**WHAT YOU WILL DO**
Give the data again exactly as written, skipping any pictures.

**SUPPLIED RECORDS**
╭──
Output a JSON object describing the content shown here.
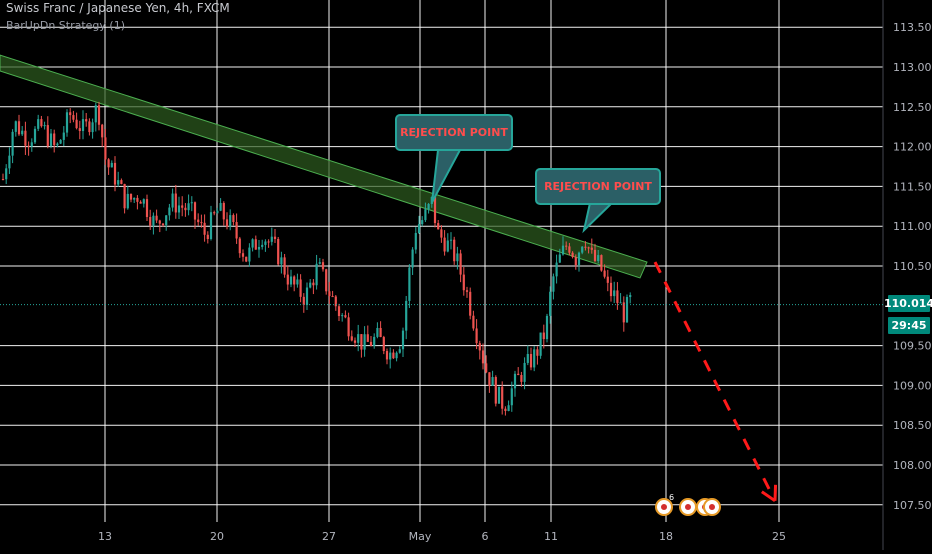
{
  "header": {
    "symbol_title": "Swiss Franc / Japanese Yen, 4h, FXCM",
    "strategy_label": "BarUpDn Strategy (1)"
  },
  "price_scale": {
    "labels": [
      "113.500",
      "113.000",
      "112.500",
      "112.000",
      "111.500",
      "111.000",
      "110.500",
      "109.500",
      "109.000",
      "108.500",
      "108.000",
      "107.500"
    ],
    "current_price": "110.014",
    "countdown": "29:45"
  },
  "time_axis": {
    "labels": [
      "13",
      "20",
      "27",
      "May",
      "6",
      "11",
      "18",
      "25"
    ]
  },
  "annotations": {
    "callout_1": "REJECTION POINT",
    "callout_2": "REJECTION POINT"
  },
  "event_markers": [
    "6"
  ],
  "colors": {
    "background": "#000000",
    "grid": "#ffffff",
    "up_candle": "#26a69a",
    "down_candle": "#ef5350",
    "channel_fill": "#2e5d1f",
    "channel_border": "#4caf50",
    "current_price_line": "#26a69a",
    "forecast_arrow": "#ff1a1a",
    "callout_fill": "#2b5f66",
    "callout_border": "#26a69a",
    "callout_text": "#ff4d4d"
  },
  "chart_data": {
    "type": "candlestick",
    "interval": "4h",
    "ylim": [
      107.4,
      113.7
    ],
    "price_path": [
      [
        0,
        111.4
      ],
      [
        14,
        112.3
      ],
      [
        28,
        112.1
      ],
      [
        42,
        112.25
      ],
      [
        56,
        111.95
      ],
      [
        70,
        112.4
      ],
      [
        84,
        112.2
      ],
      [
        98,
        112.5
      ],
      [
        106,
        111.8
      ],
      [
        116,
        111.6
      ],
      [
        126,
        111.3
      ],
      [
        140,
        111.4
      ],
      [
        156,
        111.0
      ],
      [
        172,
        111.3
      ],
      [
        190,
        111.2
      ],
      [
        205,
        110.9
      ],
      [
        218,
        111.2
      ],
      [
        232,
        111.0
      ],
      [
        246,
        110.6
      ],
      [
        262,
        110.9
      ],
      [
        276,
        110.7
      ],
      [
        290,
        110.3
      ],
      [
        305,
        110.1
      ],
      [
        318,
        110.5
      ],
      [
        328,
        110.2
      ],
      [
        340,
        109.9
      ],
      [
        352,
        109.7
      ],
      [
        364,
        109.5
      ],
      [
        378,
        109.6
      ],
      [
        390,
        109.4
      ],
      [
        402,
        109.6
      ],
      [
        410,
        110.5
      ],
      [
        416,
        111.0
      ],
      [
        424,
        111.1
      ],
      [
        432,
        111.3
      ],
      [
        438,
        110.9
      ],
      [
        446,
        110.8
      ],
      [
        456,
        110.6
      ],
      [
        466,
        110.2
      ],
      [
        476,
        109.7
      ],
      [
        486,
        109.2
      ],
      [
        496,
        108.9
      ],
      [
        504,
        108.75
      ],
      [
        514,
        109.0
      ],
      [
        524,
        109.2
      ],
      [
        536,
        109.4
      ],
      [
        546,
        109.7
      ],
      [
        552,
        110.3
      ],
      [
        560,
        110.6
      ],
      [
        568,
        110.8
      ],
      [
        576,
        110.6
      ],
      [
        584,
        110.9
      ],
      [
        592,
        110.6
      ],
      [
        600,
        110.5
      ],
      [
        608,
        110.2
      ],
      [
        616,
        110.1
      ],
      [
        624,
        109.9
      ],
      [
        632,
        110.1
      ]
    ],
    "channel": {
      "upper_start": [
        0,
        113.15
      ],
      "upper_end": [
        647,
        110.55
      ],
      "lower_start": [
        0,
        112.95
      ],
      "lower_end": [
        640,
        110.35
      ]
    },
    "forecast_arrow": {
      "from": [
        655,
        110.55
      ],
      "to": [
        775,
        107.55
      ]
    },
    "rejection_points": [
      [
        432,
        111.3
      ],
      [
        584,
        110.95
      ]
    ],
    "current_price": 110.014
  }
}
╰──
**COMPLETED EXERCISE**
Output a JSON object describing the content shown here.
{
  "header": {
    "symbol_title": "Swiss Franc / Japanese Yen, 4h, FXCM",
    "strategy_label": "BarUpDn Strategy (1)"
  },
  "price_scale": {
    "labels": [
      "113.500",
      "113.000",
      "112.500",
      "112.000",
      "111.500",
      "111.000",
      "110.500",
      "109.500",
      "109.000",
      "108.500",
      "108.000",
      "107.500"
    ],
    "current_price": "110.014",
    "countdown": "29:45"
  },
  "time_axis": {
    "labels": [
      "13",
      "20",
      "27",
      "May",
      "6",
      "11",
      "18",
      "25"
    ]
  },
  "annotations": {
    "callout_1": "REJECTION POINT",
    "callout_2": "REJECTION POINT"
  },
  "event_markers": [
    "6"
  ],
  "colors": {
    "background": "#000000",
    "grid": "#ffffff",
    "up_candle": "#26a69a",
    "down_candle": "#ef5350",
    "channel_fill": "#2e5d1f",
    "channel_border": "#4caf50",
    "current_price_line": "#26a69a",
    "forecast_arrow": "#ff1a1a",
    "callout_fill": "#2b5f66",
    "callout_border": "#26a69a",
    "callout_text": "#ff4d4d"
  },
  "chart_data": {
    "type": "candlestick",
    "interval": "4h",
    "ylim": [
      107.4,
      113.7
    ],
    "price_path": [
      [
        0,
        111.4
      ],
      [
        14,
        112.3
      ],
      [
        28,
        112.1
      ],
      [
        42,
        112.25
      ],
      [
        56,
        111.95
      ],
      [
        70,
        112.4
      ],
      [
        84,
        112.2
      ],
      [
        98,
        112.5
      ],
      [
        106,
        111.8
      ],
      [
        116,
        111.6
      ],
      [
        126,
        111.3
      ],
      [
        140,
        111.4
      ],
      [
        156,
        111.0
      ],
      [
        172,
        111.3
      ],
      [
        190,
        111.2
      ],
      [
        205,
        110.9
      ],
      [
        218,
        111.2
      ],
      [
        232,
        111.0
      ],
      [
        246,
        110.6
      ],
      [
        262,
        110.9
      ],
      [
        276,
        110.7
      ],
      [
        290,
        110.3
      ],
      [
        305,
        110.1
      ],
      [
        318,
        110.5
      ],
      [
        328,
        110.2
      ],
      [
        340,
        109.9
      ],
      [
        352,
        109.7
      ],
      [
        364,
        109.5
      ],
      [
        378,
        109.6
      ],
      [
        390,
        109.4
      ],
      [
        402,
        109.6
      ],
      [
        410,
        110.5
      ],
      [
        416,
        111.0
      ],
      [
        424,
        111.1
      ],
      [
        432,
        111.3
      ],
      [
        438,
        110.9
      ],
      [
        446,
        110.8
      ],
      [
        456,
        110.6
      ],
      [
        466,
        110.2
      ],
      [
        476,
        109.7
      ],
      [
        486,
        109.2
      ],
      [
        496,
        108.9
      ],
      [
        504,
        108.75
      ],
      [
        514,
        109.0
      ],
      [
        524,
        109.2
      ],
      [
        536,
        109.4
      ],
      [
        546,
        109.7
      ],
      [
        552,
        110.3
      ],
      [
        560,
        110.6
      ],
      [
        568,
        110.8
      ],
      [
        576,
        110.6
      ],
      [
        584,
        110.9
      ],
      [
        592,
        110.6
      ],
      [
        600,
        110.5
      ],
      [
        608,
        110.2
      ],
      [
        616,
        110.1
      ],
      [
        624,
        109.9
      ],
      [
        632,
        110.1
      ]
    ],
    "channel": {
      "upper_start": [
        0,
        113.15
      ],
      "upper_end": [
        647,
        110.55
      ],
      "lower_start": [
        0,
        112.95
      ],
      "lower_end": [
        640,
        110.35
      ]
    },
    "forecast_arrow": {
      "from": [
        655,
        110.55
      ],
      "to": [
        775,
        107.55
      ]
    },
    "rejection_points": [
      [
        432,
        111.3
      ],
      [
        584,
        110.95
      ]
    ],
    "current_price": 110.014
  }
}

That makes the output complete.